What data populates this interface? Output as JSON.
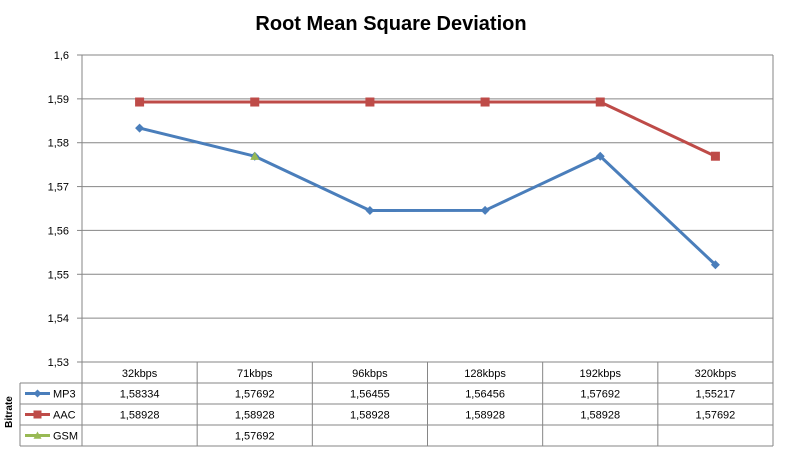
{
  "chart_data": {
    "type": "line",
    "title": "Root Mean Square Deviation",
    "xlabel": "Bitrate",
    "ylabel": "",
    "ylim": [
      1.53,
      1.6
    ],
    "ytick_labels": [
      "1,53",
      "1,54",
      "1,55",
      "1,56",
      "1,57",
      "1,58",
      "1,59",
      "1,6"
    ],
    "grid": true,
    "legend": "data-table",
    "categories": [
      "32kbps",
      "71kbps",
      "96kbps",
      "128kbps",
      "192kbps",
      "320kbps"
    ],
    "series": [
      {
        "name": "MP3",
        "color": "#4a7ebb",
        "marker": "diamond",
        "values": [
          1.58334,
          1.57692,
          1.56455,
          1.56456,
          1.57692,
          1.55217
        ],
        "labels": [
          "1,58334",
          "1,57692",
          "1,56455",
          "1,56456",
          "1,57692",
          "1,55217"
        ]
      },
      {
        "name": "AAC",
        "color": "#be4b48",
        "marker": "square",
        "values": [
          1.58928,
          1.58928,
          1.58928,
          1.58928,
          1.58928,
          1.57692
        ],
        "labels": [
          "1,58928",
          "1,58928",
          "1,58928",
          "1,58928",
          "1,58928",
          "1,57692"
        ]
      },
      {
        "name": "GSM",
        "color": "#98b954",
        "marker": "triangle",
        "values": [
          null,
          1.57692,
          null,
          null,
          null,
          null
        ],
        "labels": [
          "",
          "1,57692",
          "",
          "",
          "",
          ""
        ]
      }
    ]
  }
}
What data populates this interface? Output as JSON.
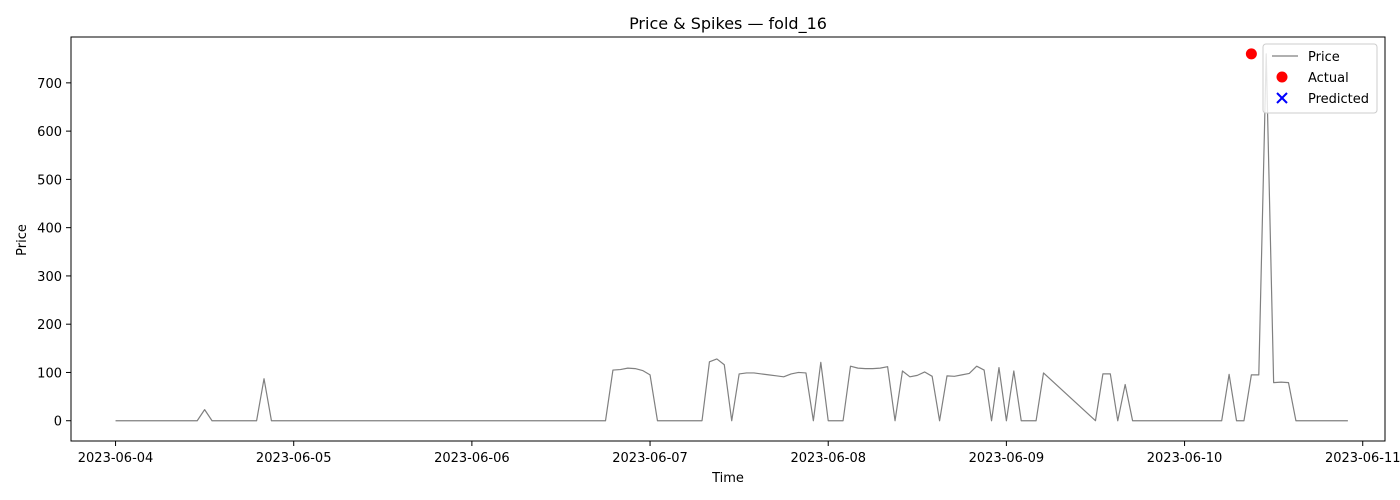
{
  "chart_data": {
    "type": "line",
    "title": "Price & Spikes — fold_16",
    "xlabel": "Time",
    "ylabel": "Price",
    "xlim": [
      "2023-06-03T18:00",
      "2023-06-11T03:00"
    ],
    "ylim": [
      -42,
      795
    ],
    "x_ticks": [
      "2023-06-04",
      "2023-06-05",
      "2023-06-06",
      "2023-06-07",
      "2023-06-08",
      "2023-06-09",
      "2023-06-10",
      "2023-06-11"
    ],
    "y_ticks": [
      0,
      100,
      200,
      300,
      400,
      500,
      600,
      700
    ],
    "grid": false,
    "legend_position": "top-right",
    "colors": {
      "price": "#808080",
      "actual": "#ff0000",
      "predicted": "#0000ff"
    },
    "series": [
      {
        "name": "Price",
        "kind": "line",
        "x": [
          "2023-06-04T00:00",
          "2023-06-04T11:00",
          "2023-06-04T12:00",
          "2023-06-04T13:00",
          "2023-06-04T19:00",
          "2023-06-04T20:00",
          "2023-06-04T21:00",
          "2023-06-06T18:00",
          "2023-06-06T19:00",
          "2023-06-06T20:00",
          "2023-06-06T21:00",
          "2023-06-06T22:00",
          "2023-06-06T23:00",
          "2023-06-07T00:00",
          "2023-06-07T01:00",
          "2023-06-07T07:00",
          "2023-06-07T08:00",
          "2023-06-07T09:00",
          "2023-06-07T10:00",
          "2023-06-07T11:00",
          "2023-06-07T12:00",
          "2023-06-07T13:00",
          "2023-06-07T14:00",
          "2023-06-07T15:00",
          "2023-06-07T16:00",
          "2023-06-07T17:00",
          "2023-06-07T18:00",
          "2023-06-07T19:00",
          "2023-06-07T20:00",
          "2023-06-07T21:00",
          "2023-06-07T22:00",
          "2023-06-07T23:00",
          "2023-06-08T00:00",
          "2023-06-08T01:00",
          "2023-06-08T02:00",
          "2023-06-08T03:00",
          "2023-06-08T04:00",
          "2023-06-08T05:00",
          "2023-06-08T06:00",
          "2023-06-08T07:00",
          "2023-06-08T08:00",
          "2023-06-08T09:00",
          "2023-06-08T10:00",
          "2023-06-08T11:00",
          "2023-06-08T12:00",
          "2023-06-08T13:00",
          "2023-06-08T14:00",
          "2023-06-08T15:00",
          "2023-06-08T16:00",
          "2023-06-08T17:00",
          "2023-06-08T18:00",
          "2023-06-08T19:00",
          "2023-06-08T20:00",
          "2023-06-08T21:00",
          "2023-06-08T22:00",
          "2023-06-08T23:00",
          "2023-06-09T00:00",
          "2023-06-09T01:00",
          "2023-06-09T02:00",
          "2023-06-09T03:00",
          "2023-06-09T04:00",
          "2023-06-09T05:00",
          "2023-06-09T12:00",
          "2023-06-09T13:00",
          "2023-06-09T14:00",
          "2023-06-09T15:00",
          "2023-06-09T16:00",
          "2023-06-09T17:00",
          "2023-06-10T05:00",
          "2023-06-10T06:00",
          "2023-06-10T07:00",
          "2023-06-10T08:00",
          "2023-06-10T09:00",
          "2023-06-10T10:00",
          "2023-06-10T11:00",
          "2023-06-10T12:00",
          "2023-06-10T13:00",
          "2023-06-10T14:00",
          "2023-06-10T15:00",
          "2023-06-10T22:00"
        ],
        "y": [
          0,
          0,
          23,
          0,
          0,
          87,
          0,
          0,
          105,
          106,
          109,
          108,
          104,
          95,
          0,
          0,
          122,
          128,
          116,
          0,
          97,
          99,
          99,
          97,
          95,
          93,
          91,
          97,
          100,
          99,
          0,
          121,
          0,
          0,
          0,
          113,
          109,
          108,
          108,
          109,
          112,
          0,
          103,
          91,
          94,
          101,
          92,
          0,
          93,
          92,
          95,
          98,
          113,
          105,
          0,
          110,
          0,
          103,
          0,
          0,
          0,
          99,
          0,
          97,
          97,
          0,
          75,
          0,
          0,
          96,
          0,
          0,
          95,
          95,
          760,
          79,
          80,
          79,
          0,
          0
        ]
      },
      {
        "name": "Actual",
        "kind": "scatter",
        "x": [
          "2023-06-10T09:00"
        ],
        "y": [
          760
        ]
      },
      {
        "name": "Predicted",
        "kind": "scatter",
        "x": [],
        "y": []
      }
    ]
  }
}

• _STATED EXERCISE_
Without the pictures, extract every entry verbatim.

• _OUTPUT FOR THIS TASK_
What data populates this interface? Output as JSON.
{
  "chart_data": {
    "type": "line",
    "title": "Root Mean Square Deviation",
    "xlabel": "Bitrate",
    "ylabel": "",
    "ylim": [
      1.53,
      1.6
    ],
    "ytick_labels": [
      "1,53",
      "1,54",
      "1,55",
      "1,56",
      "1,57",
      "1,58",
      "1,59",
      "1,6"
    ],
    "grid": true,
    "legend": "data-table",
    "categories": [
      "32kbps",
      "71kbps",
      "96kbps",
      "128kbps",
      "192kbps",
      "320kbps"
    ],
    "series": [
      {
        "name": "MP3",
        "color": "#4a7ebb",
        "marker": "diamond",
        "values": [
          1.58334,
          1.57692,
          1.56455,
          1.56456,
          1.57692,
          1.55217
        ],
        "labels": [
          "1,58334",
          "1,57692",
          "1,56455",
          "1,56456",
          "1,57692",
          "1,55217"
        ]
      },
      {
        "name": "AAC",
        "color": "#be4b48",
        "marker": "square",
        "values": [
          1.58928,
          1.58928,
          1.58928,
          1.58928,
          1.58928,
          1.57692
        ],
        "labels": [
          "1,58928",
          "1,58928",
          "1,58928",
          "1,58928",
          "1,58928",
          "1,57692"
        ]
      },
      {
        "name": "GSM",
        "color": "#98b954",
        "marker": "triangle",
        "values": [
          null,
          1.57692,
          null,
          null,
          null,
          null
        ],
        "labels": [
          "",
          "1,57692",
          "",
          "",
          "",
          ""
        ]
      }
    ]
  }
}
What data populates this interface? Output as JSON.
{
  "chart_data": {
    "type": "line",
    "title": "Price & Spikes — fold_16",
    "xlabel": "Time",
    "ylabel": "Price",
    "xlim": [
      "2023-06-03T18:00",
      "2023-06-11T03:00"
    ],
    "ylim": [
      -42,
      795
    ],
    "x_ticks": [
      "2023-06-04",
      "2023-06-05",
      "2023-06-06",
      "2023-06-07",
      "2023-06-08",
      "2023-06-09",
      "2023-06-10",
      "2023-06-11"
    ],
    "y_ticks": [
      0,
      100,
      200,
      300,
      400,
      500,
      600,
      700
    ],
    "grid": false,
    "legend_position": "top-right",
    "colors": {
      "price": "#808080",
      "actual": "#ff0000",
      "predicted": "#0000ff"
    },
    "series": [
      {
        "name": "Price",
        "kind": "line",
        "x": [
          "2023-06-04T00:00",
          "2023-06-04T11:00",
          "2023-06-04T12:00",
          "2023-06-04T13:00",
          "2023-06-04T19:00",
          "2023-06-04T20:00",
          "2023-06-04T21:00",
          "2023-06-06T18:00",
          "2023-06-06T19:00",
          "2023-06-06T20:00",
          "2023-06-06T21:00",
          "2023-06-06T22:00",
          "2023-06-06T23:00",
          "2023-06-07T00:00",
          "2023-06-07T01:00",
          "2023-06-07T07:00",
          "2023-06-07T08:00",
          "2023-06-07T09:00",
          "2023-06-07T10:00",
          "2023-06-07T11:00",
          "2023-06-07T12:00",
          "2023-06-07T13:00",
          "2023-06-07T14:00",
          "2023-06-07T15:00",
          "2023-06-07T16:00",
          "2023-06-07T17:00",
          "2023-06-07T18:00",
          "2023-06-07T19:00",
          "2023-06-07T20:00",
          "2023-06-07T21:00",
          "2023-06-07T22:00",
          "2023-06-07T23:00",
          "2023-06-08T00:00",
          "2023-06-08T01:00",
          "2023-06-08T02:00",
          "2023-06-08T03:00",
          "2023-06-08T04:00",
          "2023-06-08T05:00",
          "2023-06-08T06:00",
          "2023-06-08T07:00",
          "2023-06-08T08:00",
          "2023-06-08T09:00",
          "2023-06-08T10:00",
          "2023-06-08T11:00",
          "2023-06-08T12:00",
          "2023-06-08T13:00",
          "2023-06-08T14:00",
          "2023-06-08T15:00",
          "2023-06-08T16:00",
          "2023-06-08T17:00",
          "2023-06-08T18:00",
          "2023-06-08T19:00",
          "2023-06-08T20:00",
          "2023-06-08T21:00",
          "2023-06-08T22:00",
          "2023-06-08T23:00",
          "2023-06-09T00:00",
          "2023-06-09T01:00",
          "2023-06-09T02:00",
          "2023-06-09T03:00",
          "2023-06-09T04:00",
          "2023-06-09T05:00",
          "2023-06-09T12:00",
          "2023-06-09T13:00",
          "2023-06-09T14:00",
          "2023-06-09T15:00",
          "2023-06-09T16:00",
          "2023-06-09T17:00",
          "2023-06-10T05:00",
          "2023-06-10T06:00",
          "2023-06-10T07:00",
          "2023-06-10T08:00",
          "2023-06-10T09:00",
          "2023-06-10T10:00",
          "2023-06-10T11:00",
          "2023-06-10T12:00",
          "2023-06-10T13:00",
          "2023-06-10T14:00",
          "2023-06-10T15:00",
          "2023-06-10T22:00"
        ],
        "y": [
          0,
          0,
          23,
          0,
          0,
          87,
          0,
          0,
          105,
          106,
          109,
          108,
          104,
          95,
          0,
          0,
          122,
          128,
          116,
          0,
          97,
          99,
          99,
          97,
          95,
          93,
          91,
          97,
          100,
          99,
          0,
          121,
          0,
          0,
          0,
          113,
          109,
          108,
          108,
          109,
          112,
          0,
          103,
          91,
          94,
          101,
          92,
          0,
          93,
          92,
          95,
          98,
          113,
          105,
          0,
          110,
          0,
          103,
          0,
          0,
          0,
          99,
          0,
          97,
          97,
          0,
          75,
          0,
          0,
          96,
          0,
          0,
          95,
          95,
          760,
          79,
          80,
          79,
          0,
          0
        ]
      },
      {
        "name": "Actual",
        "kind": "scatter",
        "x": [
          "2023-06-10T09:00"
        ],
        "y": [
          760
        ]
      },
      {
        "name": "Predicted",
        "kind": "scatter",
        "x": [],
        "y": []
      }
    ]
  }
}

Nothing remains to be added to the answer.